● Exercise details:
Transcribe every line of the records verbatim.

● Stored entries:
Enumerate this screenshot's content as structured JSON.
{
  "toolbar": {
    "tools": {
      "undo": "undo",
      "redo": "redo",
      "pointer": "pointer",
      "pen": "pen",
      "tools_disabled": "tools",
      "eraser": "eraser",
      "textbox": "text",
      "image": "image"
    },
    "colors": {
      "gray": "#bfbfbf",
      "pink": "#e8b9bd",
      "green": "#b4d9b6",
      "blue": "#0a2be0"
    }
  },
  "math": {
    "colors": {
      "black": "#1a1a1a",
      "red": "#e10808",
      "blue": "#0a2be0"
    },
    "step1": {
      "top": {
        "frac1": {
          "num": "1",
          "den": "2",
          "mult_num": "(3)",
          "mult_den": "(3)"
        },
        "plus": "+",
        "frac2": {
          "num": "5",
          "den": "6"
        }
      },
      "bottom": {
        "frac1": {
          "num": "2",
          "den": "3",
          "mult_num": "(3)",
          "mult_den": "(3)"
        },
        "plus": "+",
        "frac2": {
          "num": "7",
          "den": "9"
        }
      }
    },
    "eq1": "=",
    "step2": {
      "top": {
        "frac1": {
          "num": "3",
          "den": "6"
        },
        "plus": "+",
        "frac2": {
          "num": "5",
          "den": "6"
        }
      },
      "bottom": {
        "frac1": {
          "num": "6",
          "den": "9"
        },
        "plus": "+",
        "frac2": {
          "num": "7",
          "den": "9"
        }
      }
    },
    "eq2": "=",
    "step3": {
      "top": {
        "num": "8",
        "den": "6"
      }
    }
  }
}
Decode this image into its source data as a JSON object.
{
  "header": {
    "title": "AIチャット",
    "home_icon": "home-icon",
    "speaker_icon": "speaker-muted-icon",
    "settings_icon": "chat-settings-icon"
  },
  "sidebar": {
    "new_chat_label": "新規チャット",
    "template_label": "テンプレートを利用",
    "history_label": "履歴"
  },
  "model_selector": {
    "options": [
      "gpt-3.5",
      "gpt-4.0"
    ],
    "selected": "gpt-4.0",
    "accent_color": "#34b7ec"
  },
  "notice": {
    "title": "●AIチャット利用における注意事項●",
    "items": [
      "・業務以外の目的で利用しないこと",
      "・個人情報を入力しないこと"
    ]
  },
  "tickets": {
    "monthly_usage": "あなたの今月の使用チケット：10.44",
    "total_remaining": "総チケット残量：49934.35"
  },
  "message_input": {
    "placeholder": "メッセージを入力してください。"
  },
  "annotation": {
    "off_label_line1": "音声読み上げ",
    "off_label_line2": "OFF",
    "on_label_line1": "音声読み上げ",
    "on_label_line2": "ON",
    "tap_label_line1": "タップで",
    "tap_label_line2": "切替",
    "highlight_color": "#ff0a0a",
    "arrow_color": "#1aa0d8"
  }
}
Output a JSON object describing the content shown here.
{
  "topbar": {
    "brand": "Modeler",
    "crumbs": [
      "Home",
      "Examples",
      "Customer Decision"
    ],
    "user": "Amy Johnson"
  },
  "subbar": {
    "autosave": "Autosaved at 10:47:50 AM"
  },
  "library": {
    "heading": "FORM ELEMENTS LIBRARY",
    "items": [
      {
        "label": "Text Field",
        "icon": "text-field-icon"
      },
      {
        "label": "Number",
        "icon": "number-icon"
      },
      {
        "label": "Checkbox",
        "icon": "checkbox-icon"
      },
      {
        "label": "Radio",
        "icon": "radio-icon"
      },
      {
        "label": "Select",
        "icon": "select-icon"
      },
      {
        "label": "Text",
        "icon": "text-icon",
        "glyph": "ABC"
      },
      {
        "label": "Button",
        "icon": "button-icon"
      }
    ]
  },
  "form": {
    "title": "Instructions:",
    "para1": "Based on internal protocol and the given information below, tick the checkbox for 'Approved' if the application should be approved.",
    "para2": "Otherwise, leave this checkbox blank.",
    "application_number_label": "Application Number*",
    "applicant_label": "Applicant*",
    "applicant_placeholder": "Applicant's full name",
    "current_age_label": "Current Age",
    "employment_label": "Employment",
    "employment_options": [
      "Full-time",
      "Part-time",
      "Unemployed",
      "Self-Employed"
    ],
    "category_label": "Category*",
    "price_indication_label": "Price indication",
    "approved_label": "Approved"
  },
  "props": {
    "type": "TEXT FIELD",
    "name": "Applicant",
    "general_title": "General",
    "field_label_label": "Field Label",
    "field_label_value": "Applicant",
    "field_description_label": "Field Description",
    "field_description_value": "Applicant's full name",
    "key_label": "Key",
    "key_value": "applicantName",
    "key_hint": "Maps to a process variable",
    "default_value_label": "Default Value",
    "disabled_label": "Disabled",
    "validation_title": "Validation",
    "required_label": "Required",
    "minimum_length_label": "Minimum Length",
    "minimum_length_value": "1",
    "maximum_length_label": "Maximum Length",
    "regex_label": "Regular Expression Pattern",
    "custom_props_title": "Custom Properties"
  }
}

● Answer:
Enumerate this screenshot's content as structured JSON.
{
  "toolbar": {
    "tools": {
      "undo": "undo",
      "redo": "redo",
      "pointer": "pointer",
      "pen": "pen",
      "tools_disabled": "tools",
      "eraser": "eraser",
      "textbox": "text",
      "image": "image"
    },
    "colors": {
      "gray": "#bfbfbf",
      "pink": "#e8b9bd",
      "green": "#b4d9b6",
      "blue": "#0a2be0"
    }
  },
  "math": {
    "colors": {
      "black": "#1a1a1a",
      "red": "#e10808",
      "blue": "#0a2be0"
    },
    "step1": {
      "top": {
        "frac1": {
          "num": "1",
          "den": "2",
          "mult_num": "(3)",
          "mult_den": "(3)"
        },
        "plus": "+",
        "frac2": {
          "num": "5",
          "den": "6"
        }
      },
      "bottom": {
        "frac1": {
          "num": "2",
          "den": "3",
          "mult_num": "(3)",
          "mult_den": "(3)"
        },
        "plus": "+",
        "frac2": {
          "num": "7",
          "den": "9"
        }
      }
    },
    "eq1": "=",
    "step2": {
      "top": {
        "frac1": {
          "num": "3",
          "den": "6"
        },
        "plus": "+",
        "frac2": {
          "num": "5",
          "den": "6"
        }
      },
      "bottom": {
        "frac1": {
          "num": "6",
          "den": "9"
        },
        "plus": "+",
        "frac2": {
          "num": "7",
          "den": "9"
        }
      }
    },
    "eq2": "=",
    "step3": {
      "top": {
        "num": "8",
        "den": "6"
      }
    }
  }
}
Decode this image into its source data as a JSON object.
{
  "header": {
    "title": "AIチャット",
    "home_icon": "home-icon",
    "speaker_icon": "speaker-muted-icon",
    "settings_icon": "chat-settings-icon"
  },
  "sidebar": {
    "new_chat_label": "新規チャット",
    "template_label": "テンプレートを利用",
    "history_label": "履歴"
  },
  "model_selector": {
    "options": [
      "gpt-3.5",
      "gpt-4.0"
    ],
    "selected": "gpt-4.0",
    "accent_color": "#34b7ec"
  },
  "notice": {
    "title": "●AIチャット利用における注意事項●",
    "items": [
      "・業務以外の目的で利用しないこと",
      "・個人情報を入力しないこと"
    ]
  },
  "tickets": {
    "monthly_usage": "あなたの今月の使用チケット：10.44",
    "total_remaining": "総チケット残量：49934.35"
  },
  "message_input": {
    "placeholder": "メッセージを入力してください。"
  },
  "annotation": {
    "off_label_line1": "音声読み上げ",
    "off_label_line2": "OFF",
    "on_label_line1": "音声読み上げ",
    "on_label_line2": "ON",
    "tap_label_line1": "タップで",
    "tap_label_line2": "切替",
    "highlight_color": "#ff0a0a",
    "arrow_color": "#1aa0d8"
  }
}
Output a JSON object describing the content shown here.
{
  "topbar": {
    "brand": "Modeler",
    "crumbs": [
      "Home",
      "Examples",
      "Customer Decision"
    ],
    "user": "Amy Johnson"
  },
  "subbar": {
    "autosave": "Autosaved at 10:47:50 AM"
  },
  "library": {
    "heading": "FORM ELEMENTS LIBRARY",
    "items": [
      {
        "label": "Text Field",
        "icon": "text-field-icon"
      },
      {
        "label": "Number",
        "icon": "number-icon"
      },
      {
        "label": "Checkbox",
        "icon": "checkbox-icon"
      },
      {
        "label": "Radio",
        "icon": "radio-icon"
      },
      {
        "label": "Select",
        "icon": "select-icon"
      },
      {
        "label": "Text",
        "icon": "text-icon",
        "glyph": "ABC"
      },
      {
        "label": "Button",
        "icon": "button-icon"
      }
    ]
  },
  "form": {
    "title": "Instructions:",
    "para1": "Based on internal protocol and the given information below, tick the checkbox for 'Approved' if the application should be approved.",
    "para2": "Otherwise, leave this checkbox blank.",
    "application_number_label": "Application Number*",
    "applicant_label": "Applicant*",
    "applicant_placeholder": "Applicant's full name",
    "current_age_label": "Current Age",
    "employment_label": "Employment",
    "employment_options": [
      "Full-time",
      "Part-time",
      "Unemployed",
      "Self-Employed"
    ],
    "category_label": "Category*",
    "price_indication_label": "Price indication",
    "approved_label": "Approved"
  },
  "props": {
    "type": "TEXT FIELD",
    "name": "Applicant",
    "general_title": "General",
    "field_label_label": "Field Label",
    "field_label_value": "Applicant",
    "field_description_label": "Field Description",
    "field_description_value": "Applicant's full name",
    "key_label": "Key",
    "key_value": "applicantName",
    "key_hint": "Maps to a process variable",
    "default_value_label": "Default Value",
    "disabled_label": "Disabled",
    "validation_title": "Validation",
    "required_label": "Required",
    "minimum_length_label": "Minimum Length",
    "minimum_length_value": "1",
    "maximum_length_label": "Maximum Length",
    "regex_label": "Regular Expression Pattern",
    "custom_props_title": "Custom Properties"
  }
}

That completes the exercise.